▸ **Entries provided**:
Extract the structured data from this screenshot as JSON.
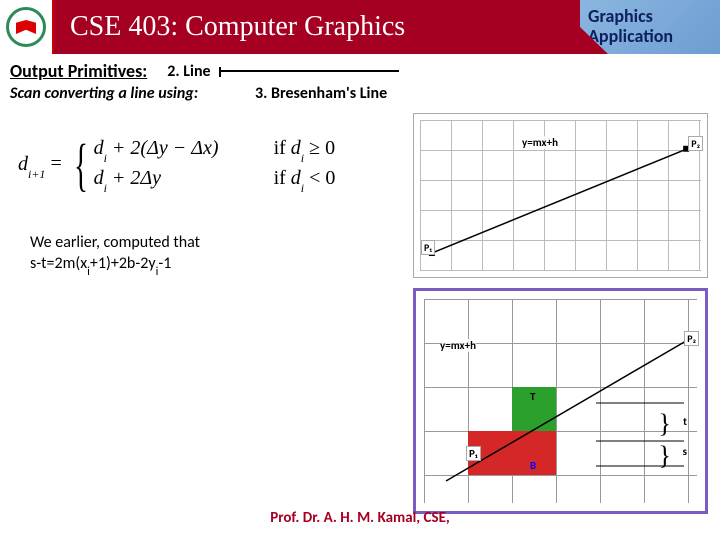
{
  "header": {
    "course_title": "CSE 403: Computer Graphics",
    "tag_line1": "Graphics",
    "tag_line2": "Application"
  },
  "section": {
    "label": "Output Primitives:",
    "subtopic": "2. Line",
    "scan_text": "Scan converting a line using:",
    "method": "3. Bresenham's Line"
  },
  "formula": {
    "lhs_var": "d",
    "lhs_sub": "i+1",
    "equals": " = ",
    "case1_expr": "d_i + 2(Δy − Δx)",
    "case1_cond": "if d_i ≥ 0",
    "case2_expr": "d_i + 2Δy",
    "case2_cond": "if d_i < 0"
  },
  "note": {
    "line1": "We earlier, computed that",
    "line2": "s-t=2m(x_i+1)+2b-2y_i-1"
  },
  "fig_top": {
    "line_eq": "y=mx+h",
    "p1": "P₁",
    "p2": "P₂"
  },
  "fig_bottom": {
    "line_eq": "y=mx+h",
    "p1": "P₁",
    "p2": "P₂",
    "T": "T",
    "B": "B",
    "t": "t",
    "s": "s"
  },
  "footer": {
    "author": "Prof. Dr. A. H. M. Kamal, CSE,"
  }
}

▸ **Set task**: How many lines of the data hold the string "Graphics"? Reply with the number alone.

▸ **Problem solution**: 2